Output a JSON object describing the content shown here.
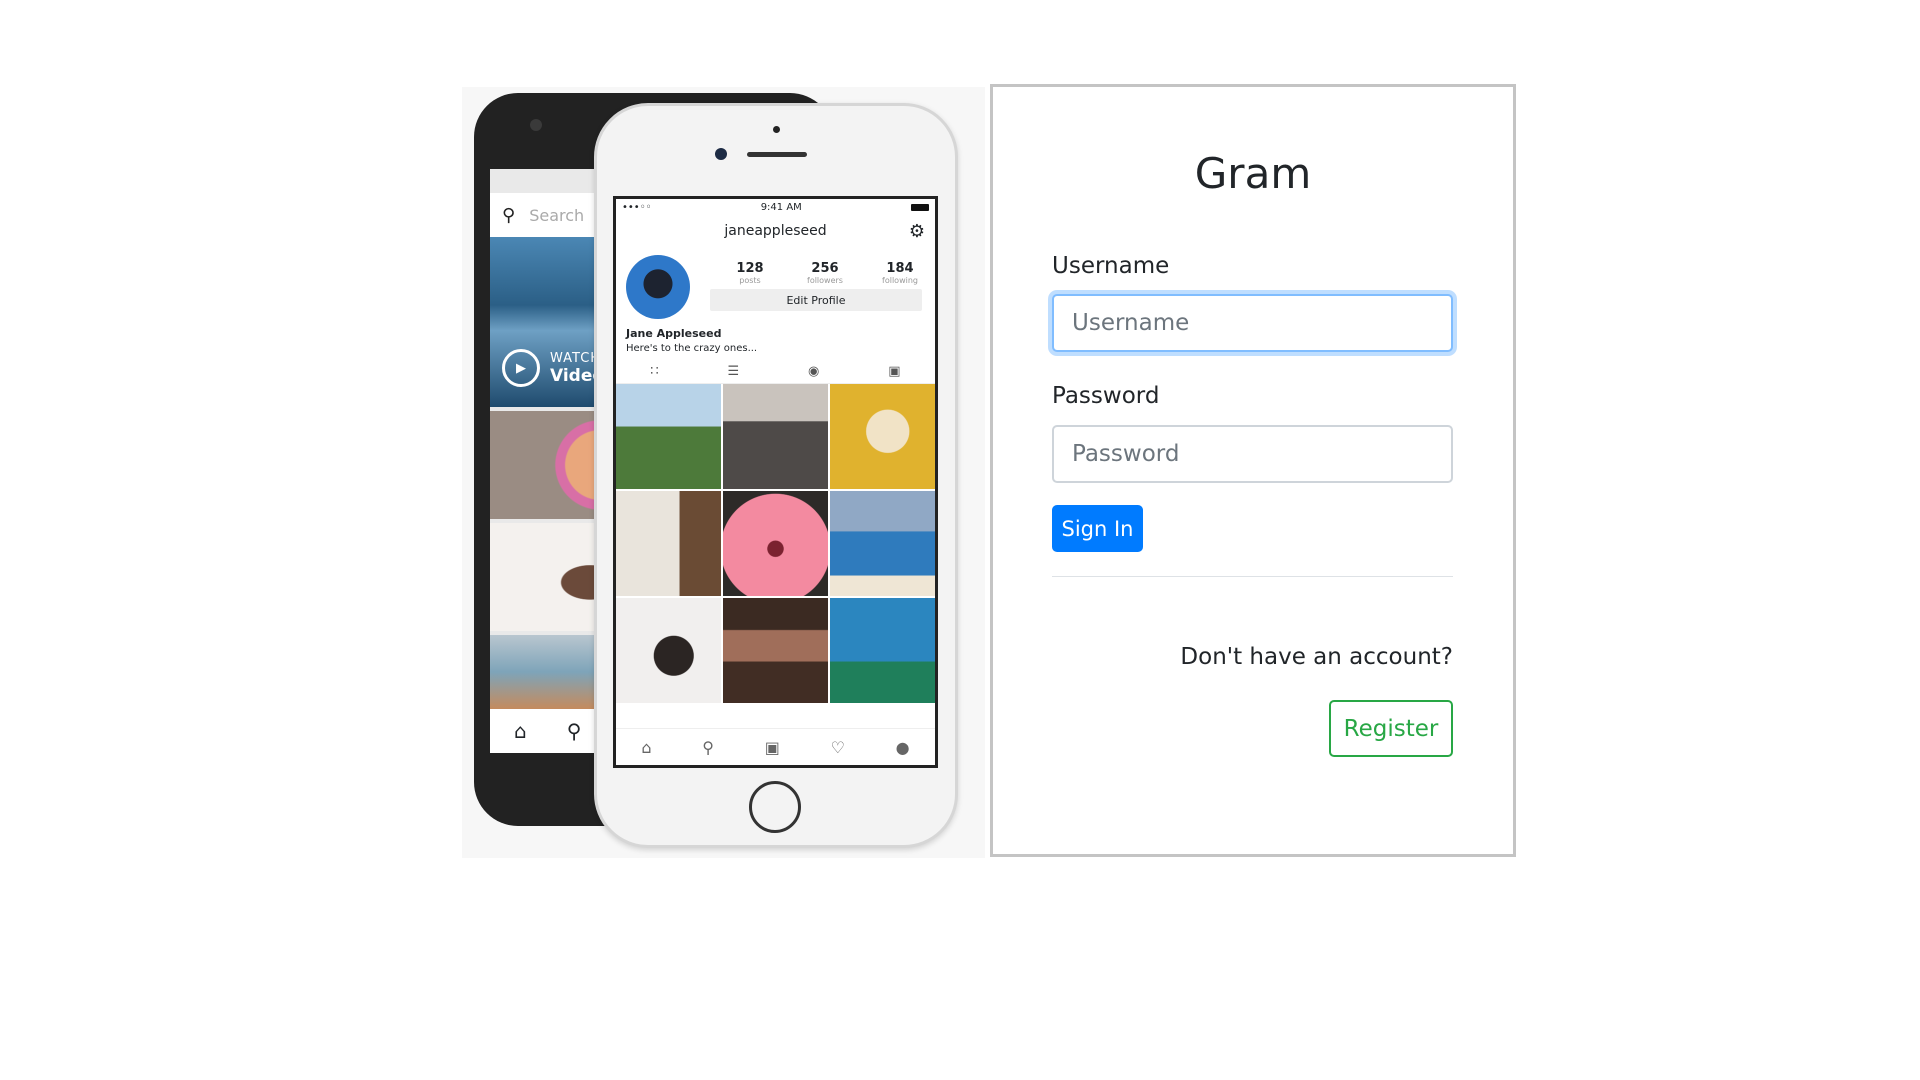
{
  "hero": {
    "back_phone": {
      "search_placeholder": "Search",
      "watch_label": "WATCH",
      "video_label": "Video"
    },
    "front_phone": {
      "time": "9:41 AM",
      "username": "janeappleseed",
      "stats": [
        {
          "value": "128",
          "label": "posts"
        },
        {
          "value": "256",
          "label": "followers"
        },
        {
          "value": "184",
          "label": "following"
        }
      ],
      "edit_profile_label": "Edit Profile",
      "display_name": "Jane Appleseed",
      "bio": "Here's to the crazy ones..."
    }
  },
  "login": {
    "title": "Gram",
    "username_label": "Username",
    "username_placeholder": "Username",
    "password_label": "Password",
    "password_placeholder": "Password",
    "signin_label": "Sign In",
    "no_account_text": "Don't have an account?",
    "register_label": "Register"
  },
  "colors": {
    "primary": "#007bff",
    "success": "#28a745",
    "card_border": "#c4c4c4",
    "focus_border": "#80bdff"
  }
}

▸ To do:
Quote the data exactly, leaving every image out of the copy.

▸ Problem solution:
Output a JSON object describing the content shown here.
{
  "hero": {
    "back_phone": {
      "search_placeholder": "Search",
      "watch_label": "WATCH",
      "video_label": "Video"
    },
    "front_phone": {
      "time": "9:41 AM",
      "username": "janeappleseed",
      "stats": [
        {
          "value": "128",
          "label": "posts"
        },
        {
          "value": "256",
          "label": "followers"
        },
        {
          "value": "184",
          "label": "following"
        }
      ],
      "edit_profile_label": "Edit Profile",
      "display_name": "Jane Appleseed",
      "bio": "Here's to the crazy ones..."
    }
  },
  "login": {
    "title": "Gram",
    "username_label": "Username",
    "username_placeholder": "Username",
    "password_label": "Password",
    "password_placeholder": "Password",
    "signin_label": "Sign In",
    "no_account_text": "Don't have an account?",
    "register_label": "Register"
  },
  "colors": {
    "primary": "#007bff",
    "success": "#28a745",
    "card_border": "#c4c4c4",
    "focus_border": "#80bdff"
  }
}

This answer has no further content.